* Short problem:
Pull each line holding the word "History" from the data.

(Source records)
|---|

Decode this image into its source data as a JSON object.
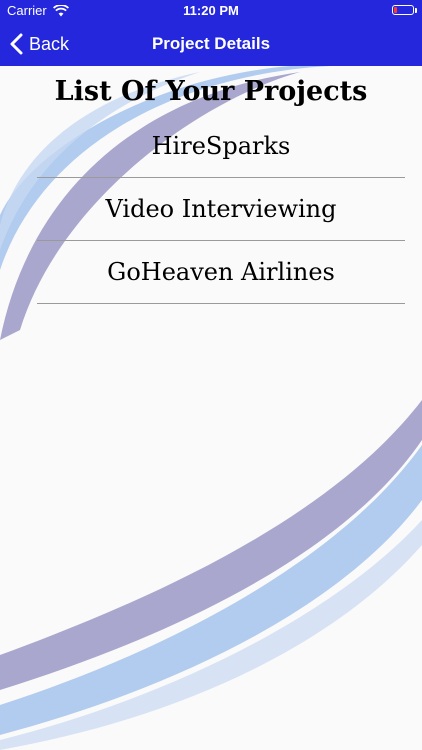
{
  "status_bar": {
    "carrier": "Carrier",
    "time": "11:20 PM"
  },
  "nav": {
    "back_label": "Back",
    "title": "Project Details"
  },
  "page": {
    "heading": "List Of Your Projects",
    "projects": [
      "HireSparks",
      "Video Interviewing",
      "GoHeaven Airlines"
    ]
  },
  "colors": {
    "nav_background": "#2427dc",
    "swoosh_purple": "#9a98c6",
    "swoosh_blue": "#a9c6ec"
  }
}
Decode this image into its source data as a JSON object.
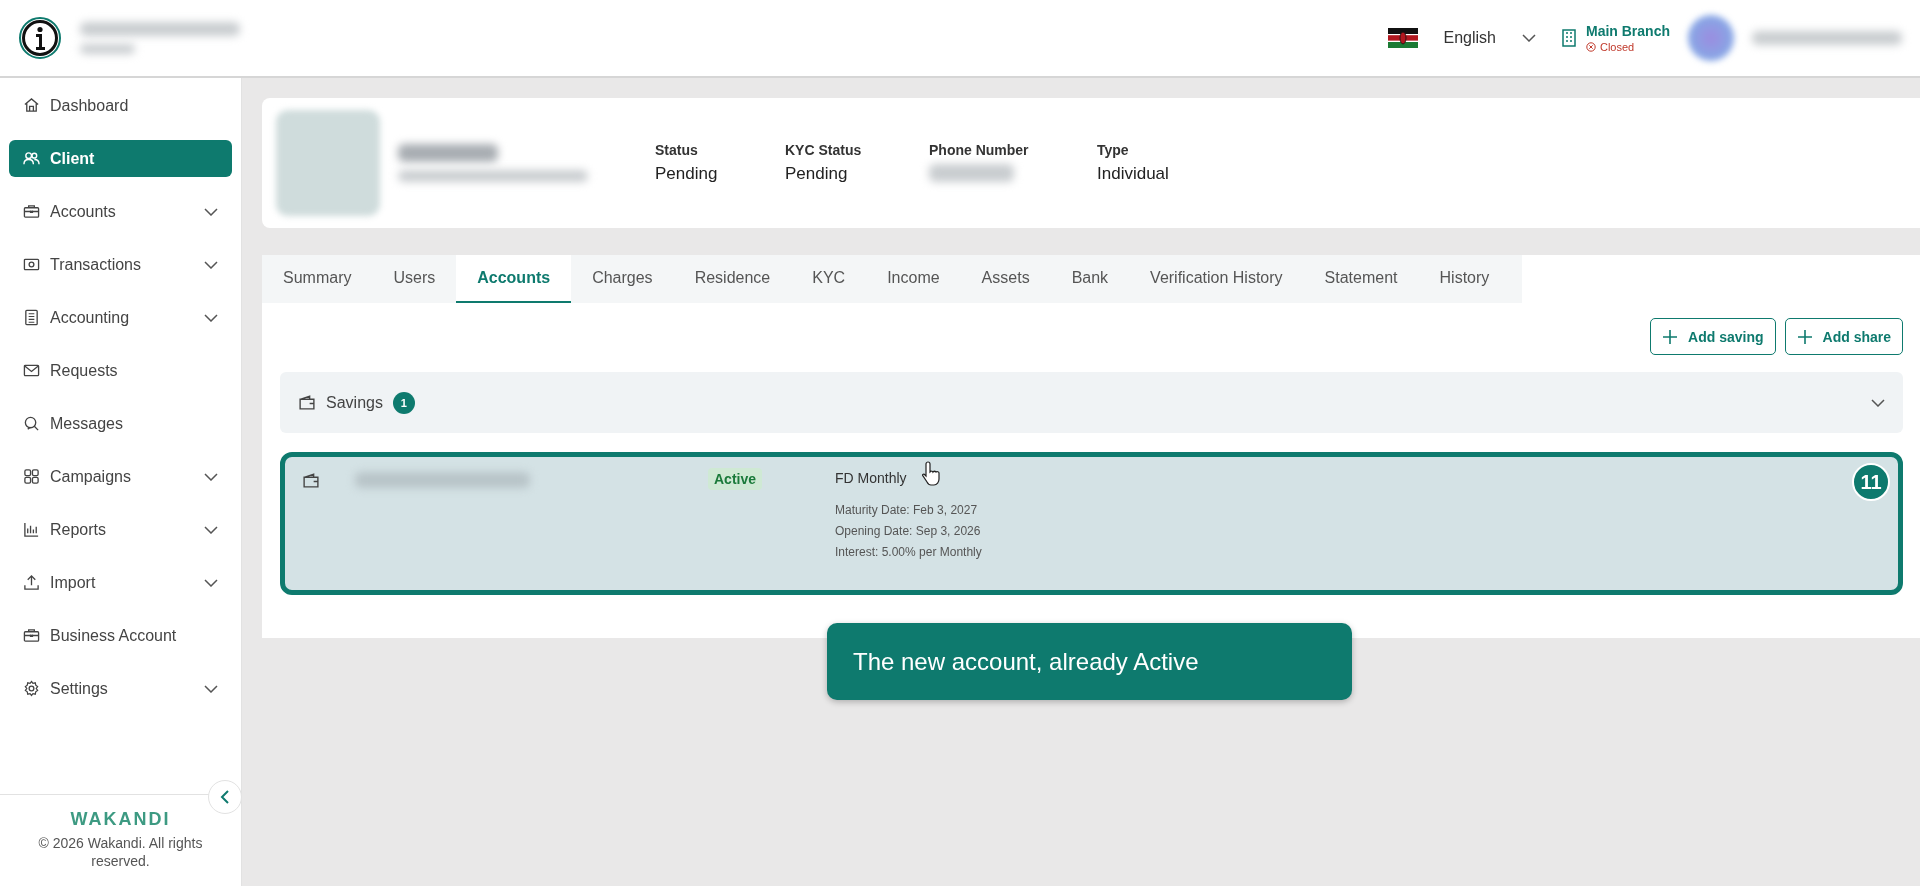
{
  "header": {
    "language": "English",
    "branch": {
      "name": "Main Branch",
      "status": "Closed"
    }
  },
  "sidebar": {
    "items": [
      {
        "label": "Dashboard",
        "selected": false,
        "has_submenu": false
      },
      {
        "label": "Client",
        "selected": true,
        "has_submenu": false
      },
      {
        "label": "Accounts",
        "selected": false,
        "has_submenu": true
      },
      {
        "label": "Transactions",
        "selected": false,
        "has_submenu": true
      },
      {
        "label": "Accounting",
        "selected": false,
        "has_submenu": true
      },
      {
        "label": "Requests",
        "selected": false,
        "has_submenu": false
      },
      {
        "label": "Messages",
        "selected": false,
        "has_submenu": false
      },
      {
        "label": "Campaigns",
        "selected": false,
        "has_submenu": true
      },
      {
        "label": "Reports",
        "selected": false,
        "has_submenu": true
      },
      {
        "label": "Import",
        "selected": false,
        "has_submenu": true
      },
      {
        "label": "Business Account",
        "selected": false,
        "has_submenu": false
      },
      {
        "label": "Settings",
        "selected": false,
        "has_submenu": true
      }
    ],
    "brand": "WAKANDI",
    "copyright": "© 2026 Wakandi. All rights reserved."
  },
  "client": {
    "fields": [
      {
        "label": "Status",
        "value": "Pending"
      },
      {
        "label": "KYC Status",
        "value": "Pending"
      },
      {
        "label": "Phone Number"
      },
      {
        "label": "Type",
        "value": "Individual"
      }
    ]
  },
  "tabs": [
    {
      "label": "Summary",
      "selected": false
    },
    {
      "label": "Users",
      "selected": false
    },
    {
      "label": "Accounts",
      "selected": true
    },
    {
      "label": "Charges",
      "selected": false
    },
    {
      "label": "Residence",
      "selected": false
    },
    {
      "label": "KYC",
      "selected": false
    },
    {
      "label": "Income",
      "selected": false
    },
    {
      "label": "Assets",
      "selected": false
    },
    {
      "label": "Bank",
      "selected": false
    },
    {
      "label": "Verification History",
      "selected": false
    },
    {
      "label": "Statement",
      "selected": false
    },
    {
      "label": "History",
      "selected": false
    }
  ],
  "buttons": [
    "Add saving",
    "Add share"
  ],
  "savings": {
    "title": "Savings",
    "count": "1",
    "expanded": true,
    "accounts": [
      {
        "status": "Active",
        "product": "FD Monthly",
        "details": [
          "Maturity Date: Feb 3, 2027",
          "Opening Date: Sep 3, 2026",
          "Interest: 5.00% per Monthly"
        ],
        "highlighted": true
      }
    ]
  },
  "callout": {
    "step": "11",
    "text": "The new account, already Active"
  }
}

|---|

* Response:
      "label": "Verification History",
      "label": "History",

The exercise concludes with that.